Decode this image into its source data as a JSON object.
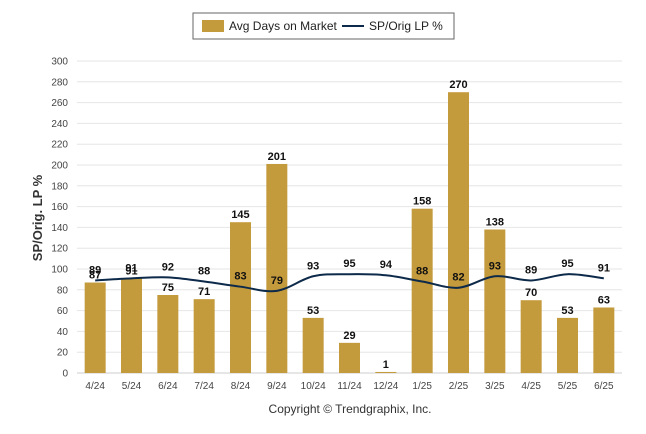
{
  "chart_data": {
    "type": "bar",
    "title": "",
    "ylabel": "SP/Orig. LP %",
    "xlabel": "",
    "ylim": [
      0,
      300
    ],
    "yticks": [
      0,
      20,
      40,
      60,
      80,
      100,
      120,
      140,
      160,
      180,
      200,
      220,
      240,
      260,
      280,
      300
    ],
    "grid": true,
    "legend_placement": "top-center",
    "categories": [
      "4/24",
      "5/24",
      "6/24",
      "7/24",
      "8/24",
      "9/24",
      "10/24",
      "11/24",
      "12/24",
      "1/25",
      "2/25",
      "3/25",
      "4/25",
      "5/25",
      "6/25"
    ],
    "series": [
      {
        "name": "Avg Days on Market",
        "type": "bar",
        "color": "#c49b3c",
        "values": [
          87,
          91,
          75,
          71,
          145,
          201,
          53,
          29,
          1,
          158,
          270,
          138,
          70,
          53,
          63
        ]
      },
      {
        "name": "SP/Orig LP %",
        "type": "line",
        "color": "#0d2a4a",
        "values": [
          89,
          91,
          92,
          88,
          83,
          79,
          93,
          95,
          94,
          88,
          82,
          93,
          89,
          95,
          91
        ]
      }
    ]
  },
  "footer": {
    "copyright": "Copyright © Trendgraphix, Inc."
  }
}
════════════════════
**CHALLENGE**
Copy every entry word for word, but omit the pictures.

**COMPLETED TASK**
Decode this image into its source data as a JSON object.
{
  "chart_data": {
    "type": "bar",
    "title": "",
    "ylabel": "SP/Orig. LP %",
    "xlabel": "",
    "ylim": [
      0,
      300
    ],
    "yticks": [
      0,
      20,
      40,
      60,
      80,
      100,
      120,
      140,
      160,
      180,
      200,
      220,
      240,
      260,
      280,
      300
    ],
    "grid": true,
    "legend_placement": "top-center",
    "categories": [
      "4/24",
      "5/24",
      "6/24",
      "7/24",
      "8/24",
      "9/24",
      "10/24",
      "11/24",
      "12/24",
      "1/25",
      "2/25",
      "3/25",
      "4/25",
      "5/25",
      "6/25"
    ],
    "series": [
      {
        "name": "Avg Days on Market",
        "type": "bar",
        "color": "#c49b3c",
        "values": [
          87,
          91,
          75,
          71,
          145,
          201,
          53,
          29,
          1,
          158,
          270,
          138,
          70,
          53,
          63
        ]
      },
      {
        "name": "SP/Orig LP %",
        "type": "line",
        "color": "#0d2a4a",
        "values": [
          89,
          91,
          92,
          88,
          83,
          79,
          93,
          95,
          94,
          88,
          82,
          93,
          89,
          95,
          91
        ]
      }
    ]
  },
  "footer": {
    "copyright": "Copyright © Trendgraphix, Inc."
  }
}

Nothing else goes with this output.